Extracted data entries
[BEGIN]
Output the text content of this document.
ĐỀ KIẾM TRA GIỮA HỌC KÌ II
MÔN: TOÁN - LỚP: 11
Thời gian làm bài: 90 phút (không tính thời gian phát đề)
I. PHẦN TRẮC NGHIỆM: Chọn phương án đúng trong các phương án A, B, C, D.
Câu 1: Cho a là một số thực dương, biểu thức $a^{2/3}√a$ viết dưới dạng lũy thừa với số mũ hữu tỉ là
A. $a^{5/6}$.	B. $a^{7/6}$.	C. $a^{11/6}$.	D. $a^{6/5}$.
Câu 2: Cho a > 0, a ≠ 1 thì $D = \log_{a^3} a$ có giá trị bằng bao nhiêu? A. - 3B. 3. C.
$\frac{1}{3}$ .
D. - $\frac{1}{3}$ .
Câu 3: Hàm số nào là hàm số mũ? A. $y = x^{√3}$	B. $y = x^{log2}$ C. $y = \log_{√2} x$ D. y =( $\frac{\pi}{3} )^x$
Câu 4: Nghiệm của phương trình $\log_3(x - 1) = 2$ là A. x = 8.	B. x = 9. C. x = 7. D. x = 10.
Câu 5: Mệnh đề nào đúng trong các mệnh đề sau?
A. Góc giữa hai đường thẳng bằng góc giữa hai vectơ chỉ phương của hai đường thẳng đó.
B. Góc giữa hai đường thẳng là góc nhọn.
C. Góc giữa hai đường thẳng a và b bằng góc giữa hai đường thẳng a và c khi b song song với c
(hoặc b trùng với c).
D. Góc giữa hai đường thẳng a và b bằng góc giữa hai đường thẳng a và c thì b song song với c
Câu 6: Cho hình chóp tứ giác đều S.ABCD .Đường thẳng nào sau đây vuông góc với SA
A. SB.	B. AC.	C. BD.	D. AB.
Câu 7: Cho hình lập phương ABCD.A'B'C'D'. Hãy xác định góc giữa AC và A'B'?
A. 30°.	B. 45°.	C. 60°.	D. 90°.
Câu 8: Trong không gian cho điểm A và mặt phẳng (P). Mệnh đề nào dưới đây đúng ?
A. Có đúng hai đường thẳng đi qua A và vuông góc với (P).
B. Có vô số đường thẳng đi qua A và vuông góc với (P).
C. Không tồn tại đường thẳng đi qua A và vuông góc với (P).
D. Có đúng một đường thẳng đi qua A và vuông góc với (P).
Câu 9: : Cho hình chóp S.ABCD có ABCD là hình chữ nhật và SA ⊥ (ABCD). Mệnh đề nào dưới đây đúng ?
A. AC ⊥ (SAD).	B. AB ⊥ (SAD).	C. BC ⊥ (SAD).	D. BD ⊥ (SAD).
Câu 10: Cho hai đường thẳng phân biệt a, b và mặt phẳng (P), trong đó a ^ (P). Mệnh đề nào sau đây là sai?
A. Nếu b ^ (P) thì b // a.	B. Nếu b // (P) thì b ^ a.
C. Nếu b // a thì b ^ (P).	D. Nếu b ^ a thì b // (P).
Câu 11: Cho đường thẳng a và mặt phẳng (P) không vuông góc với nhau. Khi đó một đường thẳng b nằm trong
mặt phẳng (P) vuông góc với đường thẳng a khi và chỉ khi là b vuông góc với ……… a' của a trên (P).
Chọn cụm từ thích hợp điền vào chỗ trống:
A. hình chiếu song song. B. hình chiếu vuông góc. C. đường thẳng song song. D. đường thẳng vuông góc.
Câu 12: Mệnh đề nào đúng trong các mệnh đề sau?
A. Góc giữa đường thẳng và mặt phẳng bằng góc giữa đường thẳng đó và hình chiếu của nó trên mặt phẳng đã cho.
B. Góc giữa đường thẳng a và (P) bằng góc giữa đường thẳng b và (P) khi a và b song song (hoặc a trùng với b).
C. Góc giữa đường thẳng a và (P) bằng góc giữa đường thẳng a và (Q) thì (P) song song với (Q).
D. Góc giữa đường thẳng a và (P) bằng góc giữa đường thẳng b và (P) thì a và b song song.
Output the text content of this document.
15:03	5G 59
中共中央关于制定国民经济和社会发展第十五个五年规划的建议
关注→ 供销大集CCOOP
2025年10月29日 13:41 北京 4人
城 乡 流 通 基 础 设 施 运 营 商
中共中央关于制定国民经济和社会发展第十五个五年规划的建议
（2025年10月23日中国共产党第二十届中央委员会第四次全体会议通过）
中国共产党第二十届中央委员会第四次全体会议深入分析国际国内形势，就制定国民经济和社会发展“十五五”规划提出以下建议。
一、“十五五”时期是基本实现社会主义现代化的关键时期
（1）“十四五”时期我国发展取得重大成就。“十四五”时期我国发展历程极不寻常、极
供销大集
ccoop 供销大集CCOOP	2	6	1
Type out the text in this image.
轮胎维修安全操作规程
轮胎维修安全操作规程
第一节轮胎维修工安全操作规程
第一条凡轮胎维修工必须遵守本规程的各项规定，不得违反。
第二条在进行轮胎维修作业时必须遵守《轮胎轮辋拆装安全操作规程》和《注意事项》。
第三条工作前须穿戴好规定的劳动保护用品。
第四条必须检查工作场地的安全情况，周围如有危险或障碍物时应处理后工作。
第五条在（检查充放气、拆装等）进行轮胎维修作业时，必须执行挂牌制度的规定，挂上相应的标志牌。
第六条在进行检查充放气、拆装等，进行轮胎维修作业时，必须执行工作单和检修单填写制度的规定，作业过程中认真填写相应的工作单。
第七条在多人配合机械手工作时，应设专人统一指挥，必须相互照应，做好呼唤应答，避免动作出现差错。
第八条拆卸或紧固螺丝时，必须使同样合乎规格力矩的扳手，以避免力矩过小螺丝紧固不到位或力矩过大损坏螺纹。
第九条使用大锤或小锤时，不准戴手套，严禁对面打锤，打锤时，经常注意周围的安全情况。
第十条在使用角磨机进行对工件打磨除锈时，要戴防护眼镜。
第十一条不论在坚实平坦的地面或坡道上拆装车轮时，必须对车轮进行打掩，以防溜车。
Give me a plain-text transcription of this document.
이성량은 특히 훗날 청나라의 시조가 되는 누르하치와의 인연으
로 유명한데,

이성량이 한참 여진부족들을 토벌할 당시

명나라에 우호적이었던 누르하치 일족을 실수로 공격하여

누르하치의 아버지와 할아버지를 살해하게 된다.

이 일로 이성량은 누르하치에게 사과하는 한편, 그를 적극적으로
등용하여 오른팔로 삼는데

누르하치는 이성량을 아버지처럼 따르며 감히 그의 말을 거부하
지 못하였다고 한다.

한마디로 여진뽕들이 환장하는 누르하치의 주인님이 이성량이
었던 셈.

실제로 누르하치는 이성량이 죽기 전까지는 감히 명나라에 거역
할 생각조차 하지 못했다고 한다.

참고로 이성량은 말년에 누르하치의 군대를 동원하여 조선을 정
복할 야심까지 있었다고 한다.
[END]
From the data, list each line in which the string "chóp" appears.

- RESULT FOR THIS TASK -
Câu 6: Cho hình chóp tứ giác đều S.ABCD .Đường thẳng nào sau đây vuông góc với SA
Câu 9: : Cho hình chóp S.ABCD có ABCD là hình chữ nhật và SA ⊥ (ABCD). Mệnh đề nào dưới đây đúng ?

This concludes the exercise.